Check each line of the records below for the string "sehen", then state how many lines contain it, with no other output.

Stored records
--- --- ---

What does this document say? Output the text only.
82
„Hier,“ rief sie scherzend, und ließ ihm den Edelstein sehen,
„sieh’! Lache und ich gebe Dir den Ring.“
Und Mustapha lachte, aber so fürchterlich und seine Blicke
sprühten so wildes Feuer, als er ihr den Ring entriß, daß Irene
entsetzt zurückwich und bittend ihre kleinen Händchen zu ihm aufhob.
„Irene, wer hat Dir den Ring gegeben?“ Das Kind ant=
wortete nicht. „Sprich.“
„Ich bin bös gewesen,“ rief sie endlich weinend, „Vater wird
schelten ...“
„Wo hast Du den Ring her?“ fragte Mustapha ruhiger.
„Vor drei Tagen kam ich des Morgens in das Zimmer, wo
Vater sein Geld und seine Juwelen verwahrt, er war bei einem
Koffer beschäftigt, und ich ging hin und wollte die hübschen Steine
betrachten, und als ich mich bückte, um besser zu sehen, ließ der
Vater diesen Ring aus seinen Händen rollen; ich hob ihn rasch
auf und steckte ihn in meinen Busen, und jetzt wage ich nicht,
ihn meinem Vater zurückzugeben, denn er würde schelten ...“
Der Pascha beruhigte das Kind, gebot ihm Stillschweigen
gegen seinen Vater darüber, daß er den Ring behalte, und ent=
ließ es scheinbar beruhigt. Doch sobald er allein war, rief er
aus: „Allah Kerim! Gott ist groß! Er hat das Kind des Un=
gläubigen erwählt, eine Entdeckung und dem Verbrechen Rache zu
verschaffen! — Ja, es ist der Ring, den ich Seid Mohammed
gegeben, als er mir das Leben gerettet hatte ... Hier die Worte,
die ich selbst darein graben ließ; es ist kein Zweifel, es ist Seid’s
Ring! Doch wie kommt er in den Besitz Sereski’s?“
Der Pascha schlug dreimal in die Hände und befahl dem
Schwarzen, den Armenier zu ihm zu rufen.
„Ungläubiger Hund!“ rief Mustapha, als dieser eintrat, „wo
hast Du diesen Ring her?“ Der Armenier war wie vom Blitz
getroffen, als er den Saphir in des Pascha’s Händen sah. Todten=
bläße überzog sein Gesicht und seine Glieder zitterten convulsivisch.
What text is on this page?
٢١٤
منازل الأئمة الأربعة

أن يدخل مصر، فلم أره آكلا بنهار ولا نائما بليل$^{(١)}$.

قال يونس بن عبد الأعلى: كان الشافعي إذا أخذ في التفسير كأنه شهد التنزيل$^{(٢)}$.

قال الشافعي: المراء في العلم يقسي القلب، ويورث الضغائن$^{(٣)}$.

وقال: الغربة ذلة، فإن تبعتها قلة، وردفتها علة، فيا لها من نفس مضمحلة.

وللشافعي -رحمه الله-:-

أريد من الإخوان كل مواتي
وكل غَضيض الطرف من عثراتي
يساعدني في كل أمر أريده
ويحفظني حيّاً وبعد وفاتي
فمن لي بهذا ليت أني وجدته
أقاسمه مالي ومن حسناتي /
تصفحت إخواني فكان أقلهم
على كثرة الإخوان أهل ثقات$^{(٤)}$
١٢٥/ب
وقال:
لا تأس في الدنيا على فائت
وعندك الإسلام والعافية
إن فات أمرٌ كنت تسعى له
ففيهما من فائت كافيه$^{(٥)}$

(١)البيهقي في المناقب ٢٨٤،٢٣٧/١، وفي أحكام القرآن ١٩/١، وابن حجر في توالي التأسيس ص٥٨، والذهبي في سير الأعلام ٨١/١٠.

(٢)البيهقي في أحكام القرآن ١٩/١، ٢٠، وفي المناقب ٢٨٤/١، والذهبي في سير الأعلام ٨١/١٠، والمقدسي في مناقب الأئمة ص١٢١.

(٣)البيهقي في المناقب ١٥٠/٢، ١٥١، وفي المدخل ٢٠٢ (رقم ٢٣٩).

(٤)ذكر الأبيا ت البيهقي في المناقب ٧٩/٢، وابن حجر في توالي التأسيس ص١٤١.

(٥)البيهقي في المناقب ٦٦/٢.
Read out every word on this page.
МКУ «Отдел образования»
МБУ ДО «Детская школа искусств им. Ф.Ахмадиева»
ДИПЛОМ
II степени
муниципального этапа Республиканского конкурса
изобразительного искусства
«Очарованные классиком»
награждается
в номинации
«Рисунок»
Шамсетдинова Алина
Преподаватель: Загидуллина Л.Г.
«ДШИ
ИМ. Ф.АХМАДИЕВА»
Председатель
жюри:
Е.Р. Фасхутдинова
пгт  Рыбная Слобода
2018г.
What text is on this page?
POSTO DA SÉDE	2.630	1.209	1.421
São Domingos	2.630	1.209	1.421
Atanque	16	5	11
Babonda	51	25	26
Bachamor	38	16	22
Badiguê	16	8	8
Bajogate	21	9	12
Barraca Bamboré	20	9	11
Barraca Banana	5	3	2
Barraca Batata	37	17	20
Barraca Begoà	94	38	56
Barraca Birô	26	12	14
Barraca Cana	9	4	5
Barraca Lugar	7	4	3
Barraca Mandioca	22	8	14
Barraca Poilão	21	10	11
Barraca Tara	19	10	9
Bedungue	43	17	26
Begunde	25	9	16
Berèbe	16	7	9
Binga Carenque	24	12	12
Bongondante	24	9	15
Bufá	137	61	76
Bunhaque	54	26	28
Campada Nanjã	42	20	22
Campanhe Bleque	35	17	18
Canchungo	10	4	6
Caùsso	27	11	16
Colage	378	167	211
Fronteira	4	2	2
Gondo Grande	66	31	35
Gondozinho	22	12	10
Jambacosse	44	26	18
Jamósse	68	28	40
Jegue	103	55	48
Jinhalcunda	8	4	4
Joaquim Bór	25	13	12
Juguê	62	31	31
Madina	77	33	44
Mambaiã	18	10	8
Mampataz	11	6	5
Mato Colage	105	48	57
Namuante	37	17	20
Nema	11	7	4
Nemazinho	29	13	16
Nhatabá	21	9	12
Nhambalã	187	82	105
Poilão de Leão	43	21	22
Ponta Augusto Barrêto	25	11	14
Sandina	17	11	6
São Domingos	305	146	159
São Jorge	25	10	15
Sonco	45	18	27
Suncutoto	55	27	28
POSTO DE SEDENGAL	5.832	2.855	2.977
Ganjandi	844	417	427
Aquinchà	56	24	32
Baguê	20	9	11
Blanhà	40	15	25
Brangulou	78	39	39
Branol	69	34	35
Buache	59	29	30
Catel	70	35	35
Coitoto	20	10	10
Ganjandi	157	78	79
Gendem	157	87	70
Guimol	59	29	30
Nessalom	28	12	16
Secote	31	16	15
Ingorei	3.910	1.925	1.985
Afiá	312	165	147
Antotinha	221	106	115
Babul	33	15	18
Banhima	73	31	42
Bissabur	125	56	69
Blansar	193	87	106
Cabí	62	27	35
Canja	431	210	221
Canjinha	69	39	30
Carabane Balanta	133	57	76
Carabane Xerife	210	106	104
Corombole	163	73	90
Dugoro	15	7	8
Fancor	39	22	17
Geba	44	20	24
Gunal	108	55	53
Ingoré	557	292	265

--- --- ---

* _RESULT_
2